==== MATERIAL FOR THIS EXERCISE ====

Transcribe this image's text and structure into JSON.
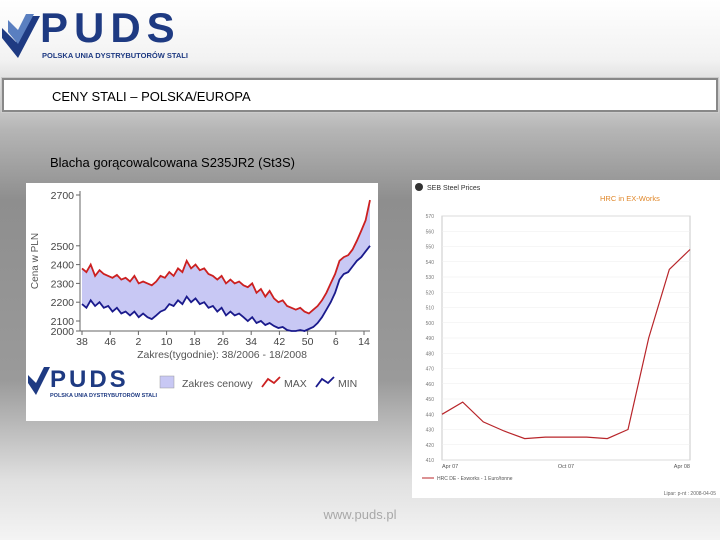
{
  "header": {
    "logo_text": "PUDS",
    "logo_subtitle": "POLSKA UNIA DYSTRYBUTORÓW STALI"
  },
  "section_title": "CENY STALI – POLSKA/EUROPA",
  "product_title": "Blacha gorącowalcowana S235JR2 (St3S)",
  "footer": "www.puds.pl",
  "chart_data": [
    {
      "type": "area",
      "ylabel": "Cena w PLN",
      "xlabel": "Zakres(tygodnie): 38/2006 - 18/2008",
      "yticks": [
        2000,
        2100,
        2200,
        2300,
        2400,
        2500,
        2700
      ],
      "xticks": [
        "38",
        "46",
        "2",
        "10",
        "18",
        "26",
        "34",
        "42",
        "50",
        "6",
        "14"
      ],
      "x_range": [
        "38/2006",
        "18/2008"
      ],
      "legend": {
        "range_label": "Zakres cenowy",
        "max_label": "MAX",
        "min_label": "MIN"
      },
      "logo_text": "PUDS",
      "logo_subtitle": "POLSKA UNIA DYSTRYBUTORÓW STALI",
      "series": [
        {
          "name": "MAX",
          "color": "#cc2020",
          "values": [
            2380,
            2360,
            2400,
            2340,
            2370,
            2350,
            2340,
            2330,
            2345,
            2320,
            2330,
            2310,
            2340,
            2300,
            2310,
            2300,
            2290,
            2310,
            2340,
            2330,
            2360,
            2340,
            2380,
            2360,
            2420,
            2380,
            2400,
            2370,
            2380,
            2350,
            2340,
            2320,
            2340,
            2300,
            2320,
            2300,
            2310,
            2290,
            2280,
            2300,
            2250,
            2270,
            2230,
            2260,
            2220,
            2200,
            2210,
            2180,
            2170,
            2160,
            2170,
            2150,
            2140,
            2160,
            2180,
            2210,
            2250,
            2300,
            2350,
            2420,
            2440,
            2450,
            2480,
            2520,
            2560,
            2600,
            2680
          ]
        },
        {
          "name": "MIN",
          "color": "#1a1a8c",
          "values": [
            2190,
            2170,
            2210,
            2180,
            2200,
            2170,
            2180,
            2150,
            2170,
            2140,
            2150,
            2130,
            2150,
            2120,
            2140,
            2120,
            2110,
            2130,
            2150,
            2160,
            2190,
            2180,
            2210,
            2190,
            2230,
            2200,
            2220,
            2190,
            2200,
            2170,
            2180,
            2150,
            2170,
            2130,
            2150,
            2130,
            2140,
            2120,
            2100,
            2120,
            2080,
            2100,
            2060,
            2080,
            2050,
            2030,
            2040,
            2010,
            2000,
            1990,
            2010,
            2000,
            2020,
            2040,
            2080,
            2120,
            2160,
            2200,
            2250,
            2320,
            2350,
            2360,
            2390,
            2420,
            2440,
            2470,
            2500
          ]
        }
      ]
    },
    {
      "type": "line",
      "title": "SEB Steel Prices",
      "subtitle": "HRC in EX-Works",
      "source_note": "Lipar: p-nt : 2008-04-05",
      "legend_label": "HRC DE - Exworks - 1 Euro/tonne",
      "x_labels": [
        "Apr 07",
        "Oct 07",
        "Apr 08"
      ],
      "yticks": [
        410,
        420,
        430,
        440,
        450,
        460,
        470,
        480,
        490,
        500,
        510,
        520,
        530,
        540,
        550,
        560,
        570
      ],
      "ylim": [
        410,
        570
      ],
      "x": [
        0,
        1,
        2,
        3,
        4,
        5,
        6,
        7,
        8,
        9,
        10,
        11,
        12
      ],
      "values": [
        440,
        448,
        435,
        429,
        424,
        425,
        425,
        425,
        424,
        430,
        490,
        535,
        548
      ],
      "color": "#b8252a"
    }
  ]
}
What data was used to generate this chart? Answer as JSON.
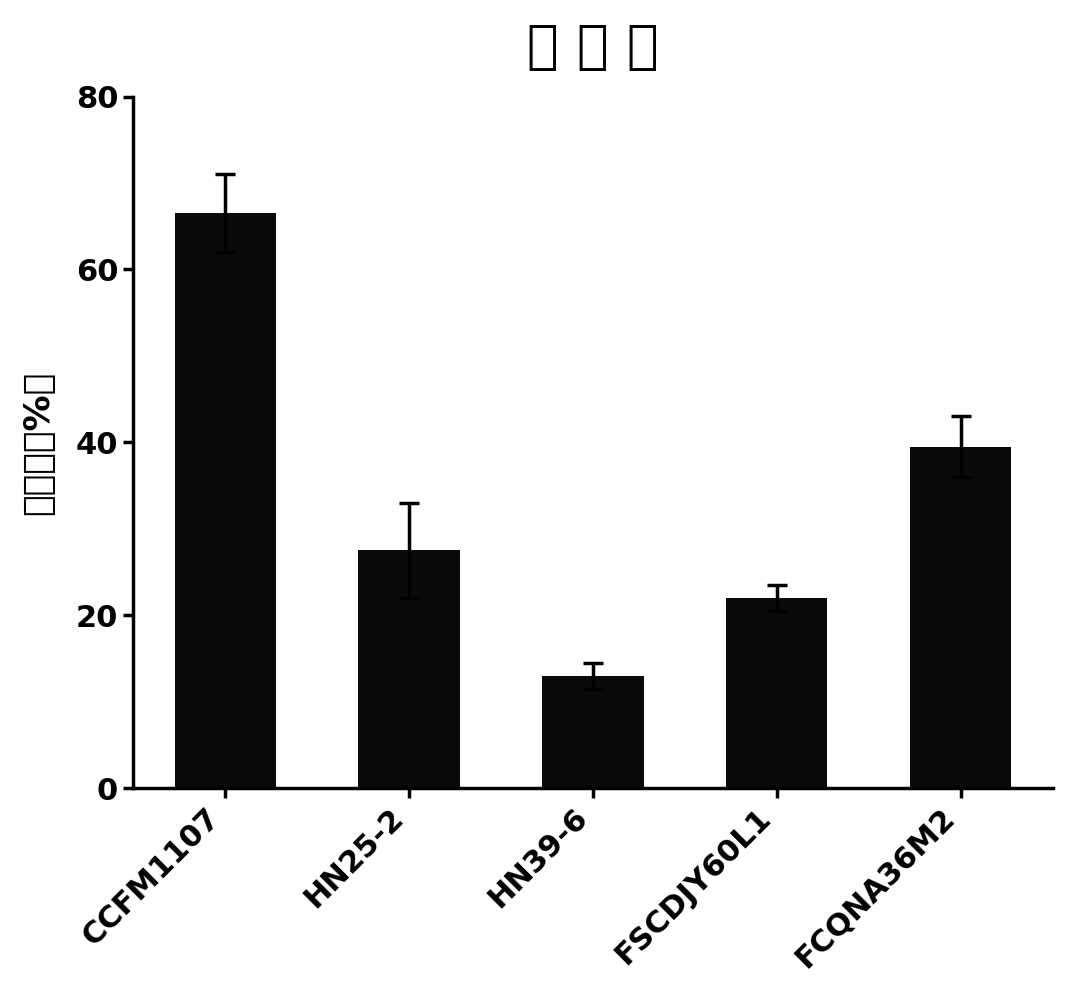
{
  "title": "吸 附 率",
  "categories": [
    "CCFM1107",
    "HN25-2",
    "HN39-6",
    "FSCDJY60L1",
    "FCQNA36M2"
  ],
  "values": [
    66.5,
    27.5,
    13.0,
    22.0,
    39.5
  ],
  "errors": [
    4.5,
    5.5,
    1.5,
    1.5,
    3.5
  ],
  "bar_color": "#0a0a0a",
  "ylabel": "吸附率（%）",
  "ylim": [
    0,
    80
  ],
  "yticks": [
    0,
    20,
    40,
    60,
    80
  ],
  "background_color": "#ffffff",
  "title_fontsize": 38,
  "axis_fontsize": 26,
  "tick_fontsize": 22,
  "bar_width": 0.55
}
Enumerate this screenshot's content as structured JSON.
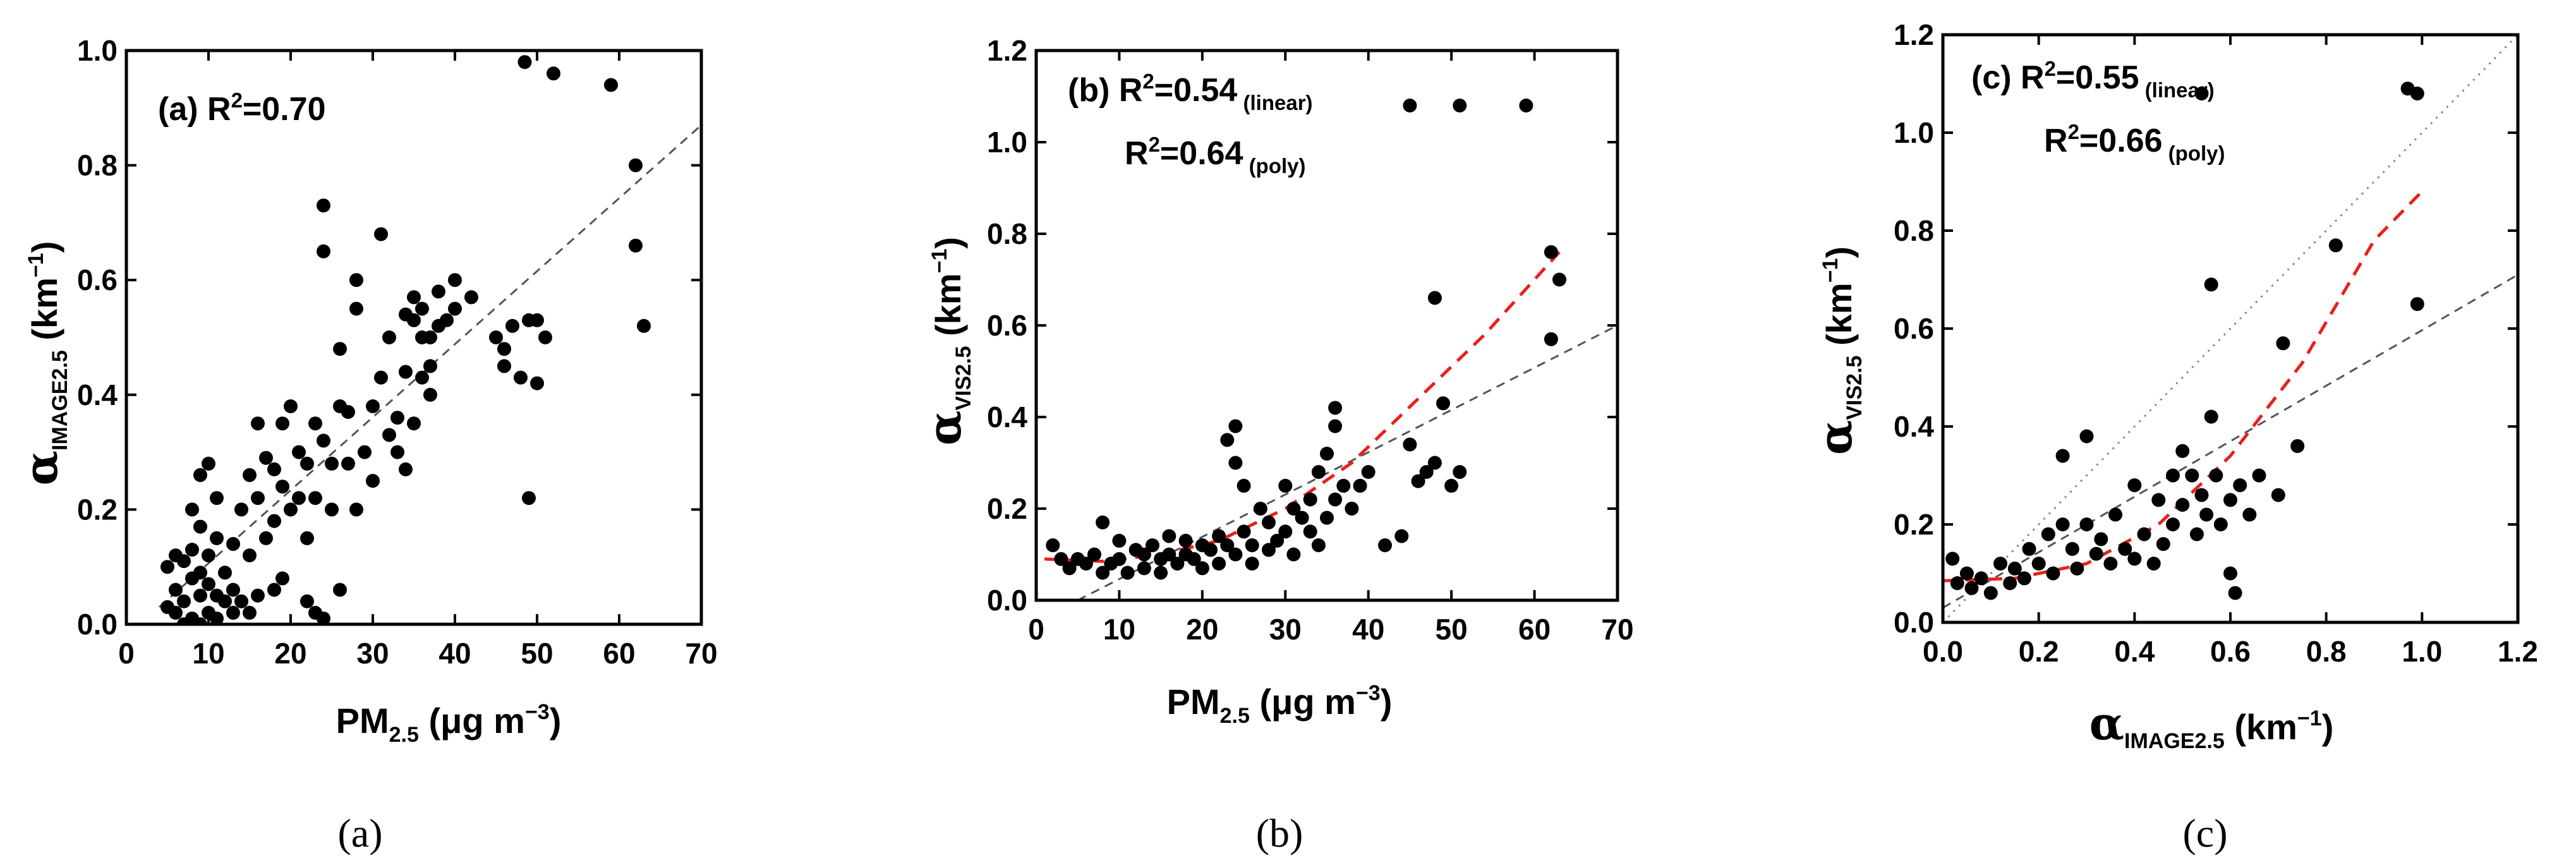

====

WORK INSTRUCTIONS: Pictures excluded, copy exactly the lines running from the one with "What data was" through the last line of the material.

THE OUTPUT:
What data was used to generate this chart? Answer as JSON.
{
  "title": "吸 附 率",
  "categories": [
    "CCFM1107",
    "HN25-2",
    "HN39-6",
    "FSCDJY60L1",
    "FCQNA36M2"
  ],
  "values": [
    66.5,
    27.5,
    13.0,
    22.0,
    39.5
  ],
  "errors": [
    4.5,
    5.5,
    1.5,
    1.5,
    3.5
  ],
  "bar_color": "#0a0a0a",
  "ylabel": "吸附率（%）",
  "ylim": [
    0,
    80
  ],
  "yticks": [
    0,
    20,
    40,
    60,
    80
  ],
  "background_color": "#ffffff",
  "title_fontsize": 38,
  "axis_fontsize": 26,
  "tick_fontsize": 22,
  "bar_width": 0.55
}
Enumerate this screenshot's content as structured JSON.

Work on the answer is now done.